>> START SOURCE MATERIAL

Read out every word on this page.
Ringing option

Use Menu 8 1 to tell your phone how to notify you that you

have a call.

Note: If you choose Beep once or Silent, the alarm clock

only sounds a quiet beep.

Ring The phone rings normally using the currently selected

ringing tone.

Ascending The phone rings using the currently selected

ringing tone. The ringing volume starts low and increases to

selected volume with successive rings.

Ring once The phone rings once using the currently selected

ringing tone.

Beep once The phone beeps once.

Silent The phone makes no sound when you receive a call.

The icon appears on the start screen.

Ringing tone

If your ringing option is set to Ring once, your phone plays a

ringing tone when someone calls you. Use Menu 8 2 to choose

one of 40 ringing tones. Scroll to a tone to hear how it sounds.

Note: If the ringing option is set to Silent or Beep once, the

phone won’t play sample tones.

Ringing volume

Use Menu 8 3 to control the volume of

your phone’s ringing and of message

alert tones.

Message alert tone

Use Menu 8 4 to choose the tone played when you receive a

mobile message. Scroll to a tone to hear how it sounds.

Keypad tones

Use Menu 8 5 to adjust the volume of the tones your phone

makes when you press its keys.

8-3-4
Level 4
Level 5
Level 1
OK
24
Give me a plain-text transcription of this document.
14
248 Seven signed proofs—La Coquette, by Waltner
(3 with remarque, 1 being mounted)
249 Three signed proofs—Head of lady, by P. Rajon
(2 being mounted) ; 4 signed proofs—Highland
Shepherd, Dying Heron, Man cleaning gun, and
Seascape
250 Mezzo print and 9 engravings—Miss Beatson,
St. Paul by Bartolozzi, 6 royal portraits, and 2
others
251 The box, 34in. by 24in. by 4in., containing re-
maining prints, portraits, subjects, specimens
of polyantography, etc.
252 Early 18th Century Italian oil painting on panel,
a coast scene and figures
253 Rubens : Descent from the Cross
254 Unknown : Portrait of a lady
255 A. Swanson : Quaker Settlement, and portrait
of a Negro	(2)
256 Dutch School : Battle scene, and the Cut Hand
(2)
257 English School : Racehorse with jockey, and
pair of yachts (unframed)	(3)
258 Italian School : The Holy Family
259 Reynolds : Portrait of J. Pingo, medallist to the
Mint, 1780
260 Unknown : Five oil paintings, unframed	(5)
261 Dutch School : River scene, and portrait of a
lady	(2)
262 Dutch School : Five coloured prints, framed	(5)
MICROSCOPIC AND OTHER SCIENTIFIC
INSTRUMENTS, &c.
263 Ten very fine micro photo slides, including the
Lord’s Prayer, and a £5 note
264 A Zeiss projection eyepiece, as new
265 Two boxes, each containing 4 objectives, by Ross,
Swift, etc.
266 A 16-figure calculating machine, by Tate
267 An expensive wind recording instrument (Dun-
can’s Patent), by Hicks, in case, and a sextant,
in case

>> END SOURCE MATERIAL

- WORK TO COMPLETE: Copy out the lines starting at the one containing "Give me a plain-text" and ending with the last line of the entries. Include nothing else.

- RESULT FOR THIS TASK:
Give me a plain-text transcription of this document.
14
248 Seven signed proofs—La Coquette, by Waltner
(3 with remarque, 1 being mounted)
249 Three signed proofs—Head of lady, by P. Rajon
(2 being mounted) ; 4 signed proofs—Highland
Shepherd, Dying Heron, Man cleaning gun, and
Seascape
250 Mezzo print and 9 engravings—Miss Beatson,
St. Paul by Bartolozzi, 6 royal portraits, and 2
others
251 The box, 34in. by 24in. by 4in., containing re-
maining prints, portraits, subjects, specimens
of polyantography, etc.
252 Early 18th Century Italian oil painting on panel,
a coast scene and figures
253 Rubens : Descent from the Cross
254 Unknown : Portrait of a lady
255 A. Swanson : Quaker Settlement, and portrait
of a Negro	(2)
256 Dutch School : Battle scene, and the Cut Hand
(2)
257 English School : Racehorse with jockey, and
pair of yachts (unframed)	(3)
258 Italian School : The Holy Family
259 Reynolds : Portrait of J. Pingo, medallist to the
Mint, 1780
260 Unknown : Five oil paintings, unframed	(5)
261 Dutch School : River scene, and portrait of a
lady	(2)
262 Dutch School : Five coloured prints, framed	(5)
MICROSCOPIC AND OTHER SCIENTIFIC
INSTRUMENTS, &c.
263 Ten very fine micro photo slides, including the
Lord’s Prayer, and a £5 note
264 A Zeiss projection eyepiece, as new
265 Two boxes, each containing 4 objectives, by Ross,
Swift, etc.
266 A 16-figure calculating machine, by Tate
267 An expensive wind recording instrument (Dun-
can’s Patent), by Hicks, in case, and a sextant,
in case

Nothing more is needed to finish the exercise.